**SHORT PROBLEM**
Only the number is wanted: how many lines contain the string "such"?

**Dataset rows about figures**
————————
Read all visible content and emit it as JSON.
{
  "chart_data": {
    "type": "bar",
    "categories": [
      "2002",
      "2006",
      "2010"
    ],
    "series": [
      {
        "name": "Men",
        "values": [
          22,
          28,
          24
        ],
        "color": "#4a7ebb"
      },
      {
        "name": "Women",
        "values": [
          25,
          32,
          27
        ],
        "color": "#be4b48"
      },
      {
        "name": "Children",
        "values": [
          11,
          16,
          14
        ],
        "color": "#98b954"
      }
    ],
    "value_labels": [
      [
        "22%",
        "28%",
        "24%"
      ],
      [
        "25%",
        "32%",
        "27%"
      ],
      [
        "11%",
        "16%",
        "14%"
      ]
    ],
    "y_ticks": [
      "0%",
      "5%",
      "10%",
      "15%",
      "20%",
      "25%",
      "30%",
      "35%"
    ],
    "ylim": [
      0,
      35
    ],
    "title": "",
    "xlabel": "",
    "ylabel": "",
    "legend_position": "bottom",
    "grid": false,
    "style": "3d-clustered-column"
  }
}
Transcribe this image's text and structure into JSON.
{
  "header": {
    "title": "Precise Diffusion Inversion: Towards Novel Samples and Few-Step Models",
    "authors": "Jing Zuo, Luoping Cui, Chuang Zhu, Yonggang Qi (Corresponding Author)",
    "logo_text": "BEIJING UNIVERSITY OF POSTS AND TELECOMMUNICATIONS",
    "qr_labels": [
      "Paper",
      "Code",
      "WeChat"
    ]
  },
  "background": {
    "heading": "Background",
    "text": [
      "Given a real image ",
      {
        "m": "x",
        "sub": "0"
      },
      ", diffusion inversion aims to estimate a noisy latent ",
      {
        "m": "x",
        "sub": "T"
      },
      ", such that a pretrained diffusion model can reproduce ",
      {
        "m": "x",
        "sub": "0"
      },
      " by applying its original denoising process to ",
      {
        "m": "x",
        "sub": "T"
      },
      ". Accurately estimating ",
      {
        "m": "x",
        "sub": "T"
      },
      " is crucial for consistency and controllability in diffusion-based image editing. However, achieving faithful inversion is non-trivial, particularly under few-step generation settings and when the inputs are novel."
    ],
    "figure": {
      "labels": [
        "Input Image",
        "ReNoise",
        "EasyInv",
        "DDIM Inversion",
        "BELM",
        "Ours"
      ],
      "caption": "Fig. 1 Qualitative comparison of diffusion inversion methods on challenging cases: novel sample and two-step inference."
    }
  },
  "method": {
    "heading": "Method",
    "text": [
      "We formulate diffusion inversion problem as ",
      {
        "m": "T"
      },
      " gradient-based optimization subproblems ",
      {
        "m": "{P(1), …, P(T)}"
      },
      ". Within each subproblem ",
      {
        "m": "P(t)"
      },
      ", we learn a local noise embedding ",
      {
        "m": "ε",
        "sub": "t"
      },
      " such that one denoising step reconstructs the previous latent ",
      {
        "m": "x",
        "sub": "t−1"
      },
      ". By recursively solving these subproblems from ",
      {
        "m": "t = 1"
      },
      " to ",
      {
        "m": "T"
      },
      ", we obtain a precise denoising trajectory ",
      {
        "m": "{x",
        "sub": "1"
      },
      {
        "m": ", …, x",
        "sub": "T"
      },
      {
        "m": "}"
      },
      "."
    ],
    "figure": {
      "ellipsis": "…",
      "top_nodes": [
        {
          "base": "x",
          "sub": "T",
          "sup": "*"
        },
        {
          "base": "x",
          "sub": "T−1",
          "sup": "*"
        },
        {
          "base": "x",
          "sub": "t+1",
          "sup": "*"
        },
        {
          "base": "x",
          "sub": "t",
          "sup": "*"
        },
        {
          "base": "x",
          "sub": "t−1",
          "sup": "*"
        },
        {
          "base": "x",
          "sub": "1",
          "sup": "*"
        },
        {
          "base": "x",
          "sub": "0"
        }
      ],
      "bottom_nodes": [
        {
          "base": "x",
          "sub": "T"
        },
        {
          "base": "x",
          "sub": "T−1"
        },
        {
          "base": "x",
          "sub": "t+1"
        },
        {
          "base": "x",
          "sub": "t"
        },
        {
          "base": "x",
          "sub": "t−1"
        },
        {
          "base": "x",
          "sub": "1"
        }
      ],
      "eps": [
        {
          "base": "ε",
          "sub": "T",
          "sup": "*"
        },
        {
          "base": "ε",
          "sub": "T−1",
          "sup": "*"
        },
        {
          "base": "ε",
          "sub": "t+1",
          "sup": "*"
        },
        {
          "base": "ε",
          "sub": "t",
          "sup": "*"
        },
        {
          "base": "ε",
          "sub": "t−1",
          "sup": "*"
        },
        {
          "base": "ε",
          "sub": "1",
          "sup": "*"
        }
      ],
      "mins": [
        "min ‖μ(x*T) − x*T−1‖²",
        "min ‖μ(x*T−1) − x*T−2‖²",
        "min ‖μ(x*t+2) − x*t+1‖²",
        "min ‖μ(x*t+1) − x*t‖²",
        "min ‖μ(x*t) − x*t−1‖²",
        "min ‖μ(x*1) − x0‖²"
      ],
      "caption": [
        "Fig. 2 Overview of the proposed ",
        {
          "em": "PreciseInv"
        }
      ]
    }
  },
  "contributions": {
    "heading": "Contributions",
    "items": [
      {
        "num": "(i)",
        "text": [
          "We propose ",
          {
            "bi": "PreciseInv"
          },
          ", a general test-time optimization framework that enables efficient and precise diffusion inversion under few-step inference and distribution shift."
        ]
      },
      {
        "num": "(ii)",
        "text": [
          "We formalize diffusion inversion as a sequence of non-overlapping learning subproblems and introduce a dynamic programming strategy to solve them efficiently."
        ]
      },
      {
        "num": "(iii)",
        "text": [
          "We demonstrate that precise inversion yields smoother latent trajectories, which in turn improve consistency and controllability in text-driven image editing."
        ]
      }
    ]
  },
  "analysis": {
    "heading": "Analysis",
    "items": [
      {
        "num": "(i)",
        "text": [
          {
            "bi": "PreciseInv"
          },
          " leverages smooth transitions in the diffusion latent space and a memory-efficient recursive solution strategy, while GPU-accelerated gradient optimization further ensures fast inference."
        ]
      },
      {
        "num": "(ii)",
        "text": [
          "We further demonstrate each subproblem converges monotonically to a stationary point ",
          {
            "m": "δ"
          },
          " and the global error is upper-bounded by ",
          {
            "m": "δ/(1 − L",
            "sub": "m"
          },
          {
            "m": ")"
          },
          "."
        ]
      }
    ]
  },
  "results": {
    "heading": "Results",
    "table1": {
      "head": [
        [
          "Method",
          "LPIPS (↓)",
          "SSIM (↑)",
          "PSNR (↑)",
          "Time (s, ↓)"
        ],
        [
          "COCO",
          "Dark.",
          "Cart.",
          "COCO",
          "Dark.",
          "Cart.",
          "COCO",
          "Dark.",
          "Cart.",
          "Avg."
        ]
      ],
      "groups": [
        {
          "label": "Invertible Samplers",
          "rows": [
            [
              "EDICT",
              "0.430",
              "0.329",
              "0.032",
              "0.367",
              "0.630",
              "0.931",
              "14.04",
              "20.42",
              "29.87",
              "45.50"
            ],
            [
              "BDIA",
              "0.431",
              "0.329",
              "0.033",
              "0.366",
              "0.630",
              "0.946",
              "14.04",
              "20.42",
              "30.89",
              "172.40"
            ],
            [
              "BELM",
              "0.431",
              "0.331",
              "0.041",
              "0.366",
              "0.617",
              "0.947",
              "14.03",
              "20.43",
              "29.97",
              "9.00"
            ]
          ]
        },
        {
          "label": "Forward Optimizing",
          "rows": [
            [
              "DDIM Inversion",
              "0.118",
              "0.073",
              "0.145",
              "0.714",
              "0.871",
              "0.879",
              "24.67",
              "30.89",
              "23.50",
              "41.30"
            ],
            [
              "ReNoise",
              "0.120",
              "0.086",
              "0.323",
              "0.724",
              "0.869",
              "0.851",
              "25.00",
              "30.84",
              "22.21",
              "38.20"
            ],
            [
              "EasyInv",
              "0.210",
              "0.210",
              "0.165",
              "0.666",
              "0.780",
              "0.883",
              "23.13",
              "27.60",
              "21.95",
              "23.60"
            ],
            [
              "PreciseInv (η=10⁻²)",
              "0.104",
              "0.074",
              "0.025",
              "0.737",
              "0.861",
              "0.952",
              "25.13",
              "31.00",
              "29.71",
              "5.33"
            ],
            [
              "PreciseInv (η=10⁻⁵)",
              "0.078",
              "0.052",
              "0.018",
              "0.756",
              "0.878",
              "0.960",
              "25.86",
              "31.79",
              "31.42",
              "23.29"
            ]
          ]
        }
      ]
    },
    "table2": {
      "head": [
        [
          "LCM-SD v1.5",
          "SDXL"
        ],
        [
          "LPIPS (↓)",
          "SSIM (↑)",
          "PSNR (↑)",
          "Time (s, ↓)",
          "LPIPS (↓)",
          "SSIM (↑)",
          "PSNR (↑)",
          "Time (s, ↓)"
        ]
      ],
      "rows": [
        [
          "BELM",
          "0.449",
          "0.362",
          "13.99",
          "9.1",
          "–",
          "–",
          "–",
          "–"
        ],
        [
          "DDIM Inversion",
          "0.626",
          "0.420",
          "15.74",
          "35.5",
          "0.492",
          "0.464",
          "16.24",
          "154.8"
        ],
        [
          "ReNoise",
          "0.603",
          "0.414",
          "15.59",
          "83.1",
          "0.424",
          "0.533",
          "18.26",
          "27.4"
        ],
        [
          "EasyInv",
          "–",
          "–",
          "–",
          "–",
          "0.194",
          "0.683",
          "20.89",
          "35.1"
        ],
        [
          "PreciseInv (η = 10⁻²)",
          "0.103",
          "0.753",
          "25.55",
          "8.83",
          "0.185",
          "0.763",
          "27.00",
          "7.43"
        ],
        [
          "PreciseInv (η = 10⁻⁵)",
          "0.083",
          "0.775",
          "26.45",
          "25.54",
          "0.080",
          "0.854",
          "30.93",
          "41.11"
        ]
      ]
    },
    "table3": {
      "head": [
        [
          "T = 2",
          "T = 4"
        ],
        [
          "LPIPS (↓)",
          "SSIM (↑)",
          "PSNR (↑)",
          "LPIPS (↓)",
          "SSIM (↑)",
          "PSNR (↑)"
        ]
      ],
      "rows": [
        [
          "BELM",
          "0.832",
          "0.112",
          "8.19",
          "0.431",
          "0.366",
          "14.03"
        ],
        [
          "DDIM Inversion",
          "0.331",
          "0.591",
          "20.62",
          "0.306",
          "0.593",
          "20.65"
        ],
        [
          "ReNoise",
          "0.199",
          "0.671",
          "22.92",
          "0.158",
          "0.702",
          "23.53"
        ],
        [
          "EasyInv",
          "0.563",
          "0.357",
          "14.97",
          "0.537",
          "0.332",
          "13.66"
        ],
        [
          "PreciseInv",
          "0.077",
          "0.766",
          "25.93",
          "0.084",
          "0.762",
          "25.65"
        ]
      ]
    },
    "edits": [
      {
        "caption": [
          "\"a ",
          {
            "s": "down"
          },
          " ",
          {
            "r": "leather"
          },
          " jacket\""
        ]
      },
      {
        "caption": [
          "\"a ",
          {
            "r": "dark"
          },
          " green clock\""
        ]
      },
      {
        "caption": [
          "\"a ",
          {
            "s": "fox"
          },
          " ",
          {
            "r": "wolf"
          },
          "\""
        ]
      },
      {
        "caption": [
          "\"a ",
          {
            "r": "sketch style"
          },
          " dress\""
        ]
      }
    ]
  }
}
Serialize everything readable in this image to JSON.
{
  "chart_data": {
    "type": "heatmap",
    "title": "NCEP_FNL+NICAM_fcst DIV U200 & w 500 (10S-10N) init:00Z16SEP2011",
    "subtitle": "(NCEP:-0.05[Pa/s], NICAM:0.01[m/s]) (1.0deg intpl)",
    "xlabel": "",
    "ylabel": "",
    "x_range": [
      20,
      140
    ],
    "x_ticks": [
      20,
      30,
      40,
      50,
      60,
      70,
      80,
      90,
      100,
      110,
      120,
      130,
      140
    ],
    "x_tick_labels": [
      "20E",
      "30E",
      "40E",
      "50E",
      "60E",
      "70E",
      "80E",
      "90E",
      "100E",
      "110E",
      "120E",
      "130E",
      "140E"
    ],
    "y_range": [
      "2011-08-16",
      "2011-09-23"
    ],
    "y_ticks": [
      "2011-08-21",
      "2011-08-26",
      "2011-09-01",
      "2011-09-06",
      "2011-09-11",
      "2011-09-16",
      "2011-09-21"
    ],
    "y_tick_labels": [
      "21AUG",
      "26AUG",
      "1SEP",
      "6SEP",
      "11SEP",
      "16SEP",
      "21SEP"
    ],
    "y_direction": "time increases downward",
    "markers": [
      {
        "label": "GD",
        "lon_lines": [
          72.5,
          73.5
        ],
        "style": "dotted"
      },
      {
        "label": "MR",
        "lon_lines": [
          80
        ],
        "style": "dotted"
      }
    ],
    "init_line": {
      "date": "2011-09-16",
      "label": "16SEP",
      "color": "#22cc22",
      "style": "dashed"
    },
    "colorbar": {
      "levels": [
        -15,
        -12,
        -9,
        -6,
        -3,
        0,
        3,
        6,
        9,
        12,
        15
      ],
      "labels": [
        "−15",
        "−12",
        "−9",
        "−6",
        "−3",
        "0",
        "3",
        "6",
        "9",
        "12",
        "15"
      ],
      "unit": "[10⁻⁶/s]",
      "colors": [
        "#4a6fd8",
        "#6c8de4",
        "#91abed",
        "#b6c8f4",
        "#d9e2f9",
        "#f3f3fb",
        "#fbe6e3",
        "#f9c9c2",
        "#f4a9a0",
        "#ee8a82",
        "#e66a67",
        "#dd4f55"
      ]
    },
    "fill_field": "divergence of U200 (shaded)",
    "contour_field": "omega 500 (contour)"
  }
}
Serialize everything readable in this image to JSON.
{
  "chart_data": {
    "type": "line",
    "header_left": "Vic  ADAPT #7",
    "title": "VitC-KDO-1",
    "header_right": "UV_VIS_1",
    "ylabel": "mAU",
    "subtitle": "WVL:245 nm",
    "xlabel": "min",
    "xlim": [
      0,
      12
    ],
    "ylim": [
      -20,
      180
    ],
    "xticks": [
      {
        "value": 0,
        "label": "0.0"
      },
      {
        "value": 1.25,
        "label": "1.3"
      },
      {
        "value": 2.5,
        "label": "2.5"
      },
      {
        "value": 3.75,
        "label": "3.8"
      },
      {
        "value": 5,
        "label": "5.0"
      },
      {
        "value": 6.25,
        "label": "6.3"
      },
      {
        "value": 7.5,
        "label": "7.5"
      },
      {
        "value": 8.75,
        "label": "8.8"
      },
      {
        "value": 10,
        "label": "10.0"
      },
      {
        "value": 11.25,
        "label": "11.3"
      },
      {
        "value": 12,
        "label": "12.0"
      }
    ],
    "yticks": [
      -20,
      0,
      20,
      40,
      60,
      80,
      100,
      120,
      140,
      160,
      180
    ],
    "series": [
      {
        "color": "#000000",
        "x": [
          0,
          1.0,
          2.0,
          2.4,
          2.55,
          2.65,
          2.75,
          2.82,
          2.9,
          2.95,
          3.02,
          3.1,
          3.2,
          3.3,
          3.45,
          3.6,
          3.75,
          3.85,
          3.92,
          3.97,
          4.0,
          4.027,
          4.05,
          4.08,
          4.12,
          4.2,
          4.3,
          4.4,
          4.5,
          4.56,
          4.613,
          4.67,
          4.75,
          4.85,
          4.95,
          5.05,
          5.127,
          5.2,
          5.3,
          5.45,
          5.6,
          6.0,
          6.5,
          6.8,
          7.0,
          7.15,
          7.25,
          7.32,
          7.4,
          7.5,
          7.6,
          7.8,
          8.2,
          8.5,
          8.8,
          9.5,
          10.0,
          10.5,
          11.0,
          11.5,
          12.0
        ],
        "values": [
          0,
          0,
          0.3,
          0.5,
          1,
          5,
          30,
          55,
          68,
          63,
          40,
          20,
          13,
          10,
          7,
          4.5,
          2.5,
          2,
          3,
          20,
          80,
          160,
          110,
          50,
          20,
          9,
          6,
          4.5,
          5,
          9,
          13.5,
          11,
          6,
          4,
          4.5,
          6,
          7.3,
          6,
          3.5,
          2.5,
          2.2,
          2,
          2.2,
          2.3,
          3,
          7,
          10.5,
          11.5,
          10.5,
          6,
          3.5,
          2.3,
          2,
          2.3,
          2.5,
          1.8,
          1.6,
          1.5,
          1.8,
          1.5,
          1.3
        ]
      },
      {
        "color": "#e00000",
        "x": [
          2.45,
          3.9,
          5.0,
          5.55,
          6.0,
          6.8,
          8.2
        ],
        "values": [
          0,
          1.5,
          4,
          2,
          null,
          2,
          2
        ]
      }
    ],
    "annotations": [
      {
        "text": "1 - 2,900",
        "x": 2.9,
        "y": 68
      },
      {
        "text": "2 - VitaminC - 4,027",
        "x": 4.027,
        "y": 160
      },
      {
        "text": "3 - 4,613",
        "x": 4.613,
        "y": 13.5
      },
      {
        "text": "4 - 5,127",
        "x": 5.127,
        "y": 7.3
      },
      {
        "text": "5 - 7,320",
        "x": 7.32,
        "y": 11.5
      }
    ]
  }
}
————————
**SOLUTION**
2